### EXERCISE TASKS
A – In the passage on the young Bismarck, who was the Foreign Minister whose permission Bismarck needed to take the second examination for the diplomatic service?
B – Pick up the passage on the young Bismarck after its final sentence and keep writing.

### PASSAGE PROVIDED

▼

The complexity of this piece of prose needs a word. Bismarck elevates Schönhausen to the ‘old castle of my fathers’. In fact, pictures show that the house has an absolutely typical medieval wing with steeply slanting roof and small windows. Next to it a grander late seventeenth- or early eighteenth-century range, three stories high with two plain pilasters running from ground up to the roof, again a modest tiled roof, no pediment and a pleasant curved, baroque arch over the door. Dozens of rural estates would have looked that way and obscure squires, who had enjoyed a good harvest, would add very similar ‘noble’ wings. The ‘castle’ has become a ruin in Bismarck’s heavy romantic irony, a sentimental and faintly absurd haunt of aristocratic decay, and there alone sits the Byronic young man attended by a hag. The self-dramatization, the pleasure in the word painting, the exaltation of his aristocratic inheritance, and the exuberance of the writing create a powerful impact. It lacks the earlier earthy fun of the ‘fat Junker’ letter but it suggests that Bismarck has arrived at a new stage in self-dramatization. After all, the place is not a joke but his claim to status in a hierarchical, aristocratic society. He bore the name of the place. He was a Bismarck-Schönhausen, as opposed to the other branches of the Bismarck family with different estate names. Hence its elevation to something from Scott’s Ivanhoe. This word mastery marks his long career. He became the Bismarck we know because he had a powerful personality and because he could write with such artistry.

In the meantime, he had got fed up with working for the city courts and decided that law would never do, so he applied to be allowed to take the second examination not for the legal profession but for the diplomatic service. Here he needed the permission of the Foreign Minister, who happened to be Jean Pierre Frédéric Ancillon, former tutor to the young Crown Prince Frederick William IV. Through that happy pedagogic employment Ancillon rose to be Foreign Secretary of the Kingdom. Ancillon was a highly cultivated academic and a relative of Friedrich Gentz on his mother’s side. What Motley wrote about Vienna in the 1860s applied even more so to the much smaller Prussian society: ‘They are all related to each other, ten deep. It is one great family party of 3 or 300.’62 Ancillon had no very high opinion of the Junker class in general and the young Bismarck in particular and suggested that he should look to something more homespun: the customs service or duty in another domestic capacity. Bismarck got his older brother to pull strings and thus gained the sponsorship of Count Arnim-Boitzenburg, the district president of administration in Aachen in the Prussian Rhineland.63 But even that connection got him nowhere. In the end Bismarck had to settle for the domestic civil service, which involved facing the second legal examination but this time not in boring Berlin but in Aachen where his patron controlled the local administration.

▲

### RECORDED DATA
▼

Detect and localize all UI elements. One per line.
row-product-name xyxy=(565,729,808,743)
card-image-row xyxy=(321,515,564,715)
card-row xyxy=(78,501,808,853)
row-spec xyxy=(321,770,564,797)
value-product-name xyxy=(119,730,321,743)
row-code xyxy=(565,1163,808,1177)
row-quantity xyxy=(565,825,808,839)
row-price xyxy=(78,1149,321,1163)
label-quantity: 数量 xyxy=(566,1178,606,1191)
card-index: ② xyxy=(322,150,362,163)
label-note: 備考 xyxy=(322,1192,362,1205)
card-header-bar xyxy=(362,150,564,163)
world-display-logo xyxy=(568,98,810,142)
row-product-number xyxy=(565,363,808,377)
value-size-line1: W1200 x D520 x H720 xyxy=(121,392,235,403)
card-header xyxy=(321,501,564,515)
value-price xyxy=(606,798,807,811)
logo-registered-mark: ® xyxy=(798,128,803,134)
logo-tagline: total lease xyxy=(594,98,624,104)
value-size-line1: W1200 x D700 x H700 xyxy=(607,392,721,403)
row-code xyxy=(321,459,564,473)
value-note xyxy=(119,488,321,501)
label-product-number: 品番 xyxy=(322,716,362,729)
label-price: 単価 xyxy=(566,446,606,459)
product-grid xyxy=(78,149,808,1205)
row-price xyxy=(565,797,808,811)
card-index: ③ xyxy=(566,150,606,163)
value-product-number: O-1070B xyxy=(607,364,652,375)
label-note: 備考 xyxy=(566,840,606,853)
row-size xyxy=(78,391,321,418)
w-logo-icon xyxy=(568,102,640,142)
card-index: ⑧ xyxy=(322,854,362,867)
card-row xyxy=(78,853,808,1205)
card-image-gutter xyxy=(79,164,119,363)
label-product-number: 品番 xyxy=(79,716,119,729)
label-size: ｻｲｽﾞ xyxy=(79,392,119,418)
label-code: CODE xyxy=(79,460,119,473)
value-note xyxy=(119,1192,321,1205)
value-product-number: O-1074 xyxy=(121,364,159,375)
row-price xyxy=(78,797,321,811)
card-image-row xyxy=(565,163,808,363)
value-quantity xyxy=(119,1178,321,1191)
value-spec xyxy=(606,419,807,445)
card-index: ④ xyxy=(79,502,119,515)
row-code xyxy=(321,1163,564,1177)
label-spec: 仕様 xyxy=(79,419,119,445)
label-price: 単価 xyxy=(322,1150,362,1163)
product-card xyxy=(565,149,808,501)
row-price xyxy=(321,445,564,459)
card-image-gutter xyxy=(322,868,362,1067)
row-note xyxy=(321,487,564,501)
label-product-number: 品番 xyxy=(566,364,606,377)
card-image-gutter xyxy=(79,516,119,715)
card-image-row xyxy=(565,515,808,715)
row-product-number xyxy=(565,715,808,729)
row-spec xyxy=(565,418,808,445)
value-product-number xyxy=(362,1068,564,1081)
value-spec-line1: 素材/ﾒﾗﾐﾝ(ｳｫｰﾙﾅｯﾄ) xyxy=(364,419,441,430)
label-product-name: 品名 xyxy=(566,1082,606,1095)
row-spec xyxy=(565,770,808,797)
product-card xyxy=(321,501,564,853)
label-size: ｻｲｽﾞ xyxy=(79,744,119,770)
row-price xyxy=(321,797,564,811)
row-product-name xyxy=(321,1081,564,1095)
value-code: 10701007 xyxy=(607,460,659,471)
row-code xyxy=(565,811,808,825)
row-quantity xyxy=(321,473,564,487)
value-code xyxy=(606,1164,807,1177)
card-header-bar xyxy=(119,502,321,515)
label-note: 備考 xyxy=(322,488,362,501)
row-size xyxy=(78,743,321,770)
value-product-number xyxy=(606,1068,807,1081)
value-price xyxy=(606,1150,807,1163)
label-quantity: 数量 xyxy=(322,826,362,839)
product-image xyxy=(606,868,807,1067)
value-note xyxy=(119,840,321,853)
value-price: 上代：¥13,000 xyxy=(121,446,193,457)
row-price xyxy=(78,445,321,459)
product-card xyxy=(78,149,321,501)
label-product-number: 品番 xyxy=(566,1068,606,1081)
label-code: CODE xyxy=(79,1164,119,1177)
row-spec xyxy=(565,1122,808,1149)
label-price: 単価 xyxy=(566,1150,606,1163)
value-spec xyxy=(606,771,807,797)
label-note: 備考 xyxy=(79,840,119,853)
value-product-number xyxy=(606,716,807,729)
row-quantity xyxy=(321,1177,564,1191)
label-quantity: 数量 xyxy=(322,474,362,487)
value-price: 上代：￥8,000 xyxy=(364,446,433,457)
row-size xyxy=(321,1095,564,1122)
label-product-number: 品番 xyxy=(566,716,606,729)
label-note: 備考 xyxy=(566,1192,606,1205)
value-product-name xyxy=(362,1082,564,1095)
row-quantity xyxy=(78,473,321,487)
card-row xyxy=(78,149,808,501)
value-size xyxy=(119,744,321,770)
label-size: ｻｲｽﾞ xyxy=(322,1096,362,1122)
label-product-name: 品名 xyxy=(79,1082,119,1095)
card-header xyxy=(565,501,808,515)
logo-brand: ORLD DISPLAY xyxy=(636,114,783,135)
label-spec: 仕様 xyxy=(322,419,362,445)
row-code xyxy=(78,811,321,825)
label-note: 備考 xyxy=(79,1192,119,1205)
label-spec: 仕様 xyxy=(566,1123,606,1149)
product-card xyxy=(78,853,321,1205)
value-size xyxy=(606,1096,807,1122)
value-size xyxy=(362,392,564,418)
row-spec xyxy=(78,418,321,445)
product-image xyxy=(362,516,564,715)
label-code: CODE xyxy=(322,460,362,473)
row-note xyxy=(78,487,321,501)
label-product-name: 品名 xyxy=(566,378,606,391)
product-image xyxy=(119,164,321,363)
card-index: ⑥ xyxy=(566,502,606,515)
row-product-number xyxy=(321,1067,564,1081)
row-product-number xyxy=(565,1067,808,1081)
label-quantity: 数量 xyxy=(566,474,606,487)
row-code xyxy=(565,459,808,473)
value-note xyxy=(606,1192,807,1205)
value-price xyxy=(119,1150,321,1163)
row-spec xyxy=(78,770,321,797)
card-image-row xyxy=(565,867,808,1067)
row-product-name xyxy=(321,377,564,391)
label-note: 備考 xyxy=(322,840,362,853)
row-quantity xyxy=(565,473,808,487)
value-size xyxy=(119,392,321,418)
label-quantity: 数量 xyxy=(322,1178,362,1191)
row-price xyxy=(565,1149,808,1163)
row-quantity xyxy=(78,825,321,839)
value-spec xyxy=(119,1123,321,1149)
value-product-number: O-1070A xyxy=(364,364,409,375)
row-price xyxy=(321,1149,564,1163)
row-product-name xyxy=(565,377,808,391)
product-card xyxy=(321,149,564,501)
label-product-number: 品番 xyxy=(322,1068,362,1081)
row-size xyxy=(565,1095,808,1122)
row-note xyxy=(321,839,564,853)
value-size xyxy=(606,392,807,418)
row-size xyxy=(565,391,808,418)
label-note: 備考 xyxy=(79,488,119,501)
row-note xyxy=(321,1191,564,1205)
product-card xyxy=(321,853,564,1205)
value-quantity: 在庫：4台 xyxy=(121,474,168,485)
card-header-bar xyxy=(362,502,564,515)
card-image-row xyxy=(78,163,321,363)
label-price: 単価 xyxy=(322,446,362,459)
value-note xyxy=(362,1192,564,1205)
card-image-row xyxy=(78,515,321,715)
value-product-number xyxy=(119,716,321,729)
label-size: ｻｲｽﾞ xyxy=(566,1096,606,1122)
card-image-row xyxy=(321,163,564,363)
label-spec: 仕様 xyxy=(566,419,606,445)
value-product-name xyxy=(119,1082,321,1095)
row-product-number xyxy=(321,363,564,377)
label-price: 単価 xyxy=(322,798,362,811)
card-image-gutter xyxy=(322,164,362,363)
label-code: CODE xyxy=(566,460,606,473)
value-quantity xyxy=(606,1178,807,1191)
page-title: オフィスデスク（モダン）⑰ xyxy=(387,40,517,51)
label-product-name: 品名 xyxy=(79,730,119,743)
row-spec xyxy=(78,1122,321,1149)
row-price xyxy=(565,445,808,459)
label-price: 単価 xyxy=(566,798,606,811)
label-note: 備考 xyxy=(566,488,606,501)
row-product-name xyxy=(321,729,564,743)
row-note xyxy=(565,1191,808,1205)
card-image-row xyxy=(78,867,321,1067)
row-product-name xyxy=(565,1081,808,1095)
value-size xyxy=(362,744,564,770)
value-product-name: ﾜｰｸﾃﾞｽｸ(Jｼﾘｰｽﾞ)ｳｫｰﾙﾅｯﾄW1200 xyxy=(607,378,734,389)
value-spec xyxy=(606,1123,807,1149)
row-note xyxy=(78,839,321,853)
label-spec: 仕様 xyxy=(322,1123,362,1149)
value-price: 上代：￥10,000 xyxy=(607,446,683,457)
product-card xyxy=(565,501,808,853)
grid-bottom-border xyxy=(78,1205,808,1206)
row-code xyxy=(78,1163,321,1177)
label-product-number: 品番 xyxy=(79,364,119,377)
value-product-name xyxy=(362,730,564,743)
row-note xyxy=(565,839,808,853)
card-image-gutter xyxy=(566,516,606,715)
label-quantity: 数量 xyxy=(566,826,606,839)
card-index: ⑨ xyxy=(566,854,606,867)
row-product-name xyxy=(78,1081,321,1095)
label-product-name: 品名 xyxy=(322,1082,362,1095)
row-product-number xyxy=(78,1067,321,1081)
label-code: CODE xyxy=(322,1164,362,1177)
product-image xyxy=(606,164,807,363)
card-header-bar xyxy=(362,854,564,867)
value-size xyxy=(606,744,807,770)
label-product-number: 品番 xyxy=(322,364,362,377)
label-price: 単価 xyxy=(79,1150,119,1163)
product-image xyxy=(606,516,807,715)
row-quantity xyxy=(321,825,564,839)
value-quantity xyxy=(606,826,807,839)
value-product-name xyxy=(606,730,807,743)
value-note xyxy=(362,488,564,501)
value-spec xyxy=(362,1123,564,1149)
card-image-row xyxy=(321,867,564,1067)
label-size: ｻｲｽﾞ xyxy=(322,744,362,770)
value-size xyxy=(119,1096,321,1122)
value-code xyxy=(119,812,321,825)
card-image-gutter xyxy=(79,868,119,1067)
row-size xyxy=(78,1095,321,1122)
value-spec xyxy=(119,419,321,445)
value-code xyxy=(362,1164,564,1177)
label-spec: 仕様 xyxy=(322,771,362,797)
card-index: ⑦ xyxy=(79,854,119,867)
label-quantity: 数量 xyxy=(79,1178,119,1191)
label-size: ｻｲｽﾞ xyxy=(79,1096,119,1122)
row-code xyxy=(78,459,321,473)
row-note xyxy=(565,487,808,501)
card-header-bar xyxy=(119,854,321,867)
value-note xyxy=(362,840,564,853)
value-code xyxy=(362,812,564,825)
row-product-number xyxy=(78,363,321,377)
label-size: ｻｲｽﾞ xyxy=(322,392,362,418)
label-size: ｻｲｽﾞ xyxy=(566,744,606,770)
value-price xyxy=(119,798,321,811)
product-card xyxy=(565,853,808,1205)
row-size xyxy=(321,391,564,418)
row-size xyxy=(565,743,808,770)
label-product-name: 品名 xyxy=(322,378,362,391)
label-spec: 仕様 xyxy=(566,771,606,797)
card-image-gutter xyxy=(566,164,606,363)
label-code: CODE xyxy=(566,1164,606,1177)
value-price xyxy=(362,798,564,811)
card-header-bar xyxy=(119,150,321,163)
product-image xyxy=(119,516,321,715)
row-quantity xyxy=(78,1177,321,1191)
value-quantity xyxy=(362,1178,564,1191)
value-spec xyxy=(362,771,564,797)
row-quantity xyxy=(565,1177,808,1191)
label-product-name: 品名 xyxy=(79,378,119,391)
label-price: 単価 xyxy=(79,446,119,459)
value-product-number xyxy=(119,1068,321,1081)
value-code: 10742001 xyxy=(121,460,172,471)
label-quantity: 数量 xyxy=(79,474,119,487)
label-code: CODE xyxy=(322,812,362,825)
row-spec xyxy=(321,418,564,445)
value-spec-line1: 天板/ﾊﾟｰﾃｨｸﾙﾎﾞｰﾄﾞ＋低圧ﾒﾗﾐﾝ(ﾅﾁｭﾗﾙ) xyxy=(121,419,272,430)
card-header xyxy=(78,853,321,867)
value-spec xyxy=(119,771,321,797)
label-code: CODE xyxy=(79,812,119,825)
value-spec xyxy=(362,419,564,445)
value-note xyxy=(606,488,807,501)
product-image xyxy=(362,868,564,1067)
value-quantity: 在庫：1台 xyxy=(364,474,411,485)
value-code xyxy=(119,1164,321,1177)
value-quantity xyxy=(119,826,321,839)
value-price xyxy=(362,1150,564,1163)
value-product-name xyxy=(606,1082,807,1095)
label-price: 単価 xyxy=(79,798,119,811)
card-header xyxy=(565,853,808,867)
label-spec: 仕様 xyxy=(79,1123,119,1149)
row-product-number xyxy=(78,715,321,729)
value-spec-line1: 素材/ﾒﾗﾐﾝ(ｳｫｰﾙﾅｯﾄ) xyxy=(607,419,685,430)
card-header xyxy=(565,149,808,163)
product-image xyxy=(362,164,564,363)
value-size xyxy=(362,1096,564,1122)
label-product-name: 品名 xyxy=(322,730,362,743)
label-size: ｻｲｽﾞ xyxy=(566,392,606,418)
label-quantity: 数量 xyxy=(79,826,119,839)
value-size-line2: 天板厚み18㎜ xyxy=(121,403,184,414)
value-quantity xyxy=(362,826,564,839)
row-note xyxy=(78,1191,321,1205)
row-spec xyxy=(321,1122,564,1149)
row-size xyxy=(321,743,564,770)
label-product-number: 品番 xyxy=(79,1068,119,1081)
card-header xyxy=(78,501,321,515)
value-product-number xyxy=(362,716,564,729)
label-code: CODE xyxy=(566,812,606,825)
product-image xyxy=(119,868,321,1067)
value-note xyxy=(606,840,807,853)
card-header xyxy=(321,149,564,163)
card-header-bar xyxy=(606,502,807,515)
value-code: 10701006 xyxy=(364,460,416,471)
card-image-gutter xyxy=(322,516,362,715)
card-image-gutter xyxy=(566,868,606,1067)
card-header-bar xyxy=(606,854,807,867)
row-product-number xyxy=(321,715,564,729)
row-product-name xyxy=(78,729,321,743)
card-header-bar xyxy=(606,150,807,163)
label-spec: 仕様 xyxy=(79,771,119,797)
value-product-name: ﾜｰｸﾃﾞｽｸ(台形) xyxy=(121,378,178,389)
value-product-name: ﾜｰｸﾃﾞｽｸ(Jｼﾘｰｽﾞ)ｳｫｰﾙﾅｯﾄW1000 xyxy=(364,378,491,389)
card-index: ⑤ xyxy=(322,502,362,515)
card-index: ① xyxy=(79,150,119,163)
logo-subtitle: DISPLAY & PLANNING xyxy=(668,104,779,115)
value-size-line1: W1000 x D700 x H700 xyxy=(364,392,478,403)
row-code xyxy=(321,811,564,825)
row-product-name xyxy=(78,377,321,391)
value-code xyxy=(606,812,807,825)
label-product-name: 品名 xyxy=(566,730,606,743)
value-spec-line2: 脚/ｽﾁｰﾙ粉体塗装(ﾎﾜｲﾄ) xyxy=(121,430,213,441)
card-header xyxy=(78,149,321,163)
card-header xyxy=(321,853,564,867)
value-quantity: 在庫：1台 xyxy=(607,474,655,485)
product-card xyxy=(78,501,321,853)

▲

### ANSWERS TO THE TASKS
A – Jean Pierre Frédéric Ancillon

B –
Aachen, known usually in English as Aix-la-Chapelle, had much to recommend it. The westernmost city in Germany and the ancient capital of Charlemagne’s empire, it had many fine monuments and romantic ruins. It also had a flourishing spa. Aachen advertises itself today as ‘the city with the hottest springs north of the Alps’, with temperatures between 45°C and 75°C. These springs were the reason Charlemagne chose Aachen as the political centre of his empire. ‘Darumb er dann zu Aach sich geren nidergelassen, und von dess warmen Bad daselbst wegen Wohnung gehabt.’ (Thereupon he settled in Aach and from the warmth the same had dwelling.)64 The spa, the history and the location made it an ideal tourist attraction and certainly attracted the young Bismarck, a handsome 22-year-old, six foot four, slender, a fine linguist who spoke really good English and was utterly, utterly charming. Bismarck took the exams to be admitted to the administrative service, which he passed with distinction, swearing the oath of the civil servant in July 1836.65

The year and a bit in Aachen proved emotionally turbulent and very expensive.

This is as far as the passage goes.